◆ **Task statement**
Keep the pictures out of the copy and repeat the records exactly.

::::

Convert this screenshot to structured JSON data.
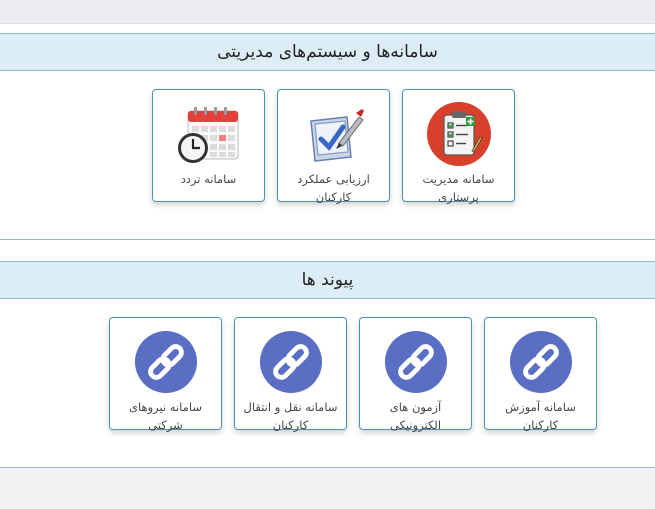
{
  "section1": {
    "title": "سامانه‌ها و سیستم‌های مدیریتی",
    "cards": [
      {
        "label": "سامانه مدیریت پرستاری",
        "icon": "clipboard-checklist-icon"
      },
      {
        "label": "ارزیابی عملکرد کارکنان",
        "icon": "checkbox-pen-icon"
      },
      {
        "label": "سامانه تردد",
        "icon": "calendar-clock-icon"
      }
    ]
  },
  "section2": {
    "title": "پیوند ها",
    "cards": [
      {
        "label": "سامانه آموزش کارکنان",
        "icon": "link-icon"
      },
      {
        "label": "آزمون های الکترونیکی",
        "icon": "link-icon"
      },
      {
        "label": "سامانه نقل و انتقال کارکنان",
        "icon": "link-icon"
      },
      {
        "label": "سامانه نیروهای شرکتی",
        "icon": "link-icon"
      }
    ]
  },
  "colors": {
    "header_bg": "#dcedf6",
    "border": "#89bfd6",
    "card_border": "#4a95b6",
    "link_circle": "#5a6fc4"
  }
}
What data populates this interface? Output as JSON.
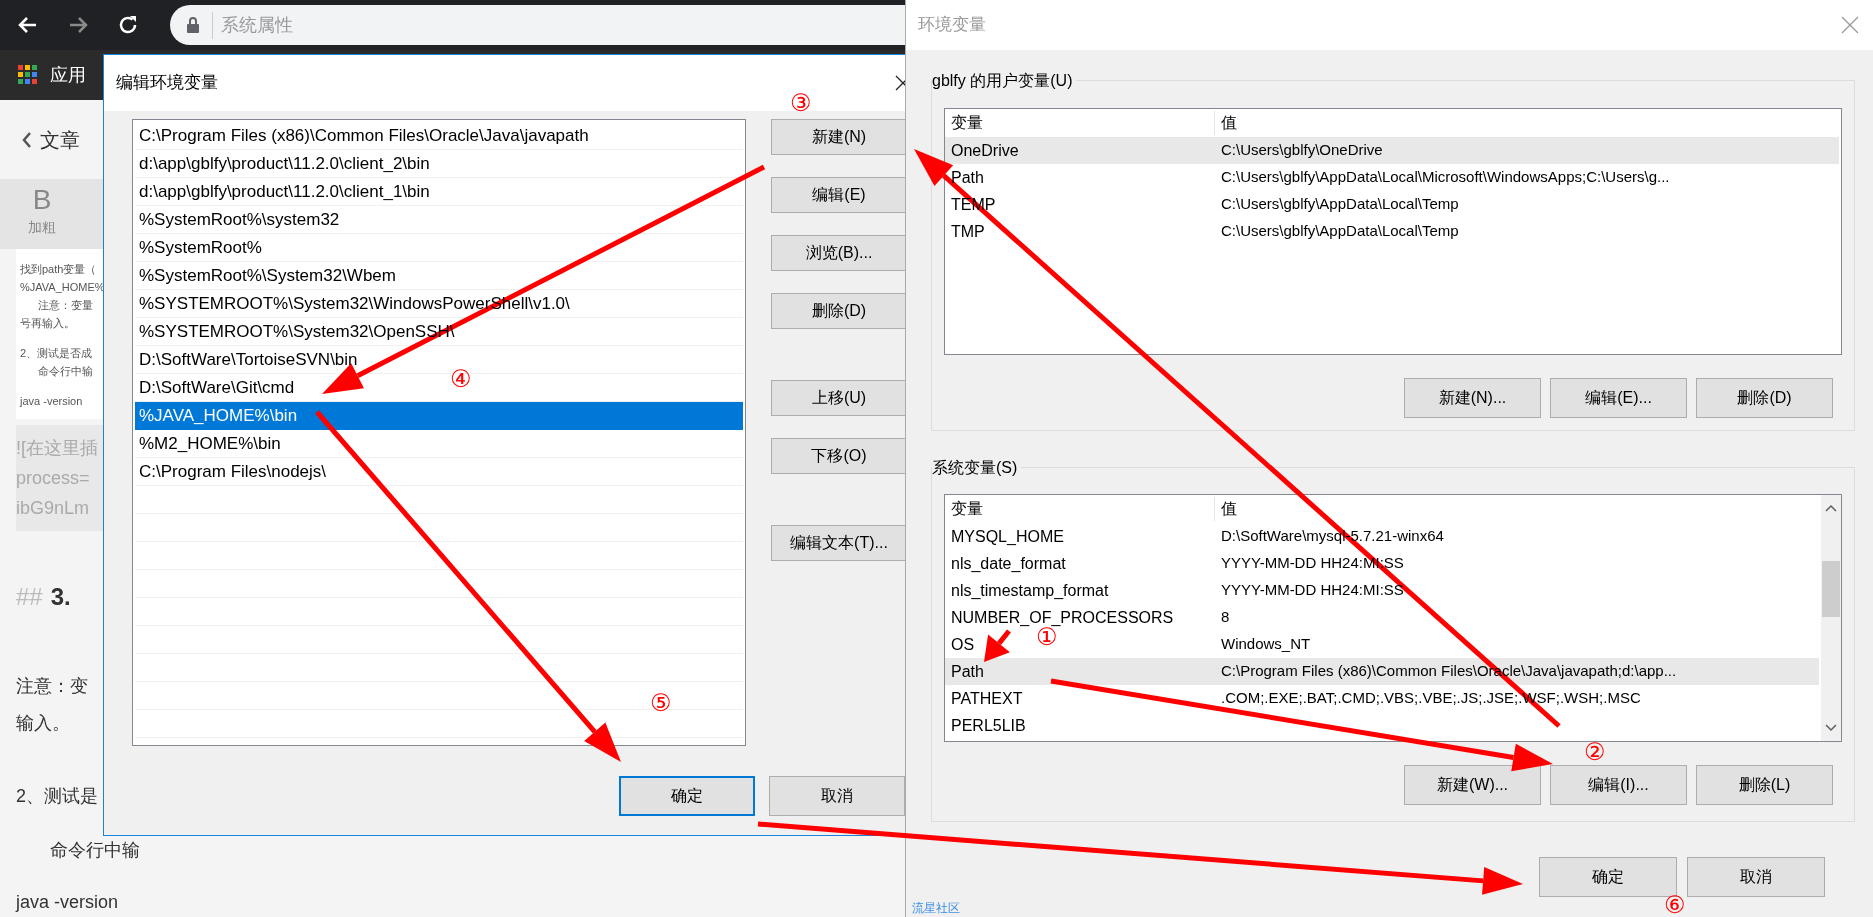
{
  "browser": {
    "address": "系统属性",
    "bookmark": "应用"
  },
  "page": {
    "back_link": "文章",
    "toolbar": [
      {
        "glyph": "B",
        "label": "加粗"
      }
    ],
    "preview_lines": [
      "找到path变量（",
      "%JAVA_HOME%",
      "注意：变量",
      "号再输入。",
      "2、测试是否成",
      "命令行中输",
      "java -version"
    ],
    "code_lines": [
      "![在这里插",
      "process=",
      "ibG9nLm"
    ],
    "heading_marker": "##",
    "heading": "3.",
    "paragraphs": [
      "注意：变",
      "输入。",
      "2、测试是",
      "命令行中输"
    ],
    "code_line": "java -version"
  },
  "edit_dialog": {
    "title": "编辑环境变量",
    "entries": [
      {
        "text": "C:\\Program Files (x86)\\Common Files\\Oracle\\Java\\javapath",
        "selected": false
      },
      {
        "text": "d:\\app\\gblfy\\product\\11.2.0\\client_2\\bin",
        "selected": false
      },
      {
        "text": "d:\\app\\gblfy\\product\\11.2.0\\client_1\\bin",
        "selected": false
      },
      {
        "text": "%SystemRoot%\\system32",
        "selected": false
      },
      {
        "text": "%SystemRoot%",
        "selected": false
      },
      {
        "text": "%SystemRoot%\\System32\\Wbem",
        "selected": false
      },
      {
        "text": "%SYSTEMROOT%\\System32\\WindowsPowerShell\\v1.0\\",
        "selected": false
      },
      {
        "text": "%SYSTEMROOT%\\System32\\OpenSSH\\",
        "selected": false
      },
      {
        "text": "D:\\SoftWare\\TortoiseSVN\\bin",
        "selected": false
      },
      {
        "text": "D:\\SoftWare\\Git\\cmd",
        "selected": false
      },
      {
        "text": "%JAVA_HOME%\\bin",
        "selected": true
      },
      {
        "text": "%M2_HOME%\\bin",
        "selected": false
      },
      {
        "text": "C:\\Program Files\\nodejs\\",
        "selected": false
      }
    ],
    "side_buttons": [
      "新建(N)",
      "编辑(E)",
      "浏览(B)...",
      "删除(D)",
      "上移(U)",
      "下移(O)",
      "编辑文本(T)..."
    ],
    "buttons": [
      {
        "label": "确定",
        "default": true
      },
      {
        "label": "取消",
        "default": false
      }
    ]
  },
  "env_window": {
    "title": "环境变量",
    "user_group": {
      "label": "gblfy 的用户变量(U)",
      "columns": [
        "变量",
        "值"
      ],
      "rows": [
        {
          "name": "OneDrive",
          "value": "C:\\Users\\gblfy\\OneDrive",
          "selected": true
        },
        {
          "name": "Path",
          "value": "C:\\Users\\gblfy\\AppData\\Local\\Microsoft\\WindowsApps;C:\\Users\\g...",
          "selected": false
        },
        {
          "name": "TEMP",
          "value": "C:\\Users\\gblfy\\AppData\\Local\\Temp",
          "selected": false
        },
        {
          "name": "TMP",
          "value": "C:\\Users\\gblfy\\AppData\\Local\\Temp",
          "selected": false
        }
      ],
      "buttons": [
        "新建(N)...",
        "编辑(E)...",
        "删除(D)"
      ]
    },
    "system_group": {
      "label": "系统变量(S)",
      "columns": [
        "变量",
        "值"
      ],
      "rows": [
        {
          "name": "MYSQL_HOME",
          "value": "D:\\SoftWare\\mysql-5.7.21-winx64",
          "selected": false
        },
        {
          "name": "nls_date_format",
          "value": "YYYY-MM-DD HH24:MI:SS",
          "selected": false
        },
        {
          "name": "nls_timestamp_format",
          "value": "YYYY-MM-DD HH24:MI:SS",
          "selected": false
        },
        {
          "name": "NUMBER_OF_PROCESSORS",
          "value": "8",
          "selected": false
        },
        {
          "name": "OS",
          "value": "Windows_NT",
          "selected": false
        },
        {
          "name": "Path",
          "value": "C:\\Program Files (x86)\\Common Files\\Oracle\\Java\\javapath;d:\\app...",
          "selected": true
        },
        {
          "name": "PATHEXT",
          "value": ".COM;.EXE;.BAT;.CMD;.VBS;.VBE;.JS;.JSE;.WSF;.WSH;.MSC",
          "selected": false
        },
        {
          "name": "PERL5LIB",
          "value": "",
          "selected": false
        }
      ],
      "buttons": [
        "新建(W)...",
        "编辑(I)...",
        "删除(L)"
      ]
    },
    "buttons": [
      "确定",
      "取消"
    ],
    "footer_link": "流星社区"
  },
  "annotations": [
    {
      "label": "③"
    },
    {
      "label": "④"
    },
    {
      "label": "⑤"
    },
    {
      "label": "①"
    },
    {
      "label": "②"
    },
    {
      "label": "⑥"
    }
  ]
}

::::

◆ **Written solution**
Convert this screenshot to structured JSON data.
{
  "section1": {
    "title": "سامانه‌ها و سیستم‌های مدیریتی",
    "cards": [
      {
        "label": "سامانه مدیریت پرستاری",
        "icon": "clipboard-checklist-icon"
      },
      {
        "label": "ارزیابی عملکرد کارکنان",
        "icon": "checkbox-pen-icon"
      },
      {
        "label": "سامانه تردد",
        "icon": "calendar-clock-icon"
      }
    ]
  },
  "section2": {
    "title": "پیوند ها",
    "cards": [
      {
        "label": "سامانه آموزش کارکنان",
        "icon": "link-icon"
      },
      {
        "label": "آزمون های الکترونیکی",
        "icon": "link-icon"
      },
      {
        "label": "سامانه نقل و انتقال کارکنان",
        "icon": "link-icon"
      },
      {
        "label": "سامانه نیروهای شرکتی",
        "icon": "link-icon"
      }
    ]
  },
  "colors": {
    "header_bg": "#dcedf6",
    "border": "#89bfd6",
    "card_border": "#4a95b6",
    "link_circle": "#5a6fc4"
  }
}
What data populates this interface? Output as JSON.
{
  "browser": {
    "address": "系统属性",
    "bookmark": "应用"
  },
  "page": {
    "back_link": "文章",
    "toolbar": [
      {
        "glyph": "B",
        "label": "加粗"
      }
    ],
    "preview_lines": [
      "找到path变量（",
      "%JAVA_HOME%",
      "注意：变量",
      "号再输入。",
      "2、测试是否成",
      "命令行中输",
      "java -version"
    ],
    "code_lines": [
      "![在这里插",
      "process=",
      "ibG9nLm"
    ],
    "heading_marker": "##",
    "heading": "3.",
    "paragraphs": [
      "注意：变",
      "输入。",
      "2、测试是",
      "命令行中输"
    ],
    "code_line": "java -version"
  },
  "edit_dialog": {
    "title": "编辑环境变量",
    "entries": [
      {
        "text": "C:\\Program Files (x86)\\Common Files\\Oracle\\Java\\javapath",
        "selected": false
      },
      {
        "text": "d:\\app\\gblfy\\product\\11.2.0\\client_2\\bin",
        "selected": false
      },
      {
        "text": "d:\\app\\gblfy\\product\\11.2.0\\client_1\\bin",
        "selected": false
      },
      {
        "text": "%SystemRoot%\\system32",
        "selected": false
      },
      {
        "text": "%SystemRoot%",
        "selected": false
      },
      {
        "text": "%SystemRoot%\\System32\\Wbem",
        "selected": false
      },
      {
        "text": "%SYSTEMROOT%\\System32\\WindowsPowerShell\\v1.0\\",
        "selected": false
      },
      {
        "text": "%SYSTEMROOT%\\System32\\OpenSSH\\",
        "selected": false
      },
      {
        "text": "D:\\SoftWare\\TortoiseSVN\\bin",
        "selected": false
      },
      {
        "text": "D:\\SoftWare\\Git\\cmd",
        "selected": false
      },
      {
        "text": "%JAVA_HOME%\\bin",
        "selected": true
      },
      {
        "text": "%M2_HOME%\\bin",
        "selected": false
      },
      {
        "text": "C:\\Program Files\\nodejs\\",
        "selected": false
      }
    ],
    "side_buttons": [
      "新建(N)",
      "编辑(E)",
      "浏览(B)...",
      "删除(D)",
      "上移(U)",
      "下移(O)",
      "编辑文本(T)..."
    ],
    "buttons": [
      {
        "label": "确定",
        "default": true
      },
      {
        "label": "取消",
        "default": false
      }
    ]
  },
  "env_window": {
    "title": "环境变量",
    "user_group": {
      "label": "gblfy 的用户变量(U)",
      "columns": [
        "变量",
        "值"
      ],
      "rows": [
        {
          "name": "OneDrive",
          "value": "C:\\Users\\gblfy\\OneDrive",
          "selected": true
        },
        {
          "name": "Path",
          "value": "C:\\Users\\gblfy\\AppData\\Local\\Microsoft\\WindowsApps;C:\\Users\\g...",
          "selected": false
        },
        {
          "name": "TEMP",
          "value": "C:\\Users\\gblfy\\AppData\\Local\\Temp",
          "selected": false
        },
        {
          "name": "TMP",
          "value": "C:\\Users\\gblfy\\AppData\\Local\\Temp",
          "selected": false
        }
      ],
      "buttons": [
        "新建(N)...",
        "编辑(E)...",
        "删除(D)"
      ]
    },
    "system_group": {
      "label": "系统变量(S)",
      "columns": [
        "变量",
        "值"
      ],
      "rows": [
        {
          "name": "MYSQL_HOME",
          "value": "D:\\SoftWare\\mysql-5.7.21-winx64",
          "selected": false
        },
        {
          "name": "nls_date_format",
          "value": "YYYY-MM-DD HH24:MI:SS",
          "selected": false
        },
        {
          "name": "nls_timestamp_format",
          "value": "YYYY-MM-DD HH24:MI:SS",
          "selected": false
        },
        {
          "name": "NUMBER_OF_PROCESSORS",
          "value": "8",
          "selected": false
        },
        {
          "name": "OS",
          "value": "Windows_NT",
          "selected": false
        },
        {
          "name": "Path",
          "value": "C:\\Program Files (x86)\\Common Files\\Oracle\\Java\\javapath;d:\\app...",
          "selected": true
        },
        {
          "name": "PATHEXT",
          "value": ".COM;.EXE;.BAT;.CMD;.VBS;.VBE;.JS;.JSE;.WSF;.WSH;.MSC",
          "selected": false
        },
        {
          "name": "PERL5LIB",
          "value": "",
          "selected": false
        }
      ],
      "buttons": [
        "新建(W)...",
        "编辑(I)...",
        "删除(L)"
      ]
    },
    "buttons": [
      "确定",
      "取消"
    ],
    "footer_link": "流星社区"
  },
  "annotations": [
    {
      "label": "③"
    },
    {
      "label": "④"
    },
    {
      "label": "⑤"
    },
    {
      "label": "①"
    },
    {
      "label": "②"
    },
    {
      "label": "⑥"
    }
  ]
}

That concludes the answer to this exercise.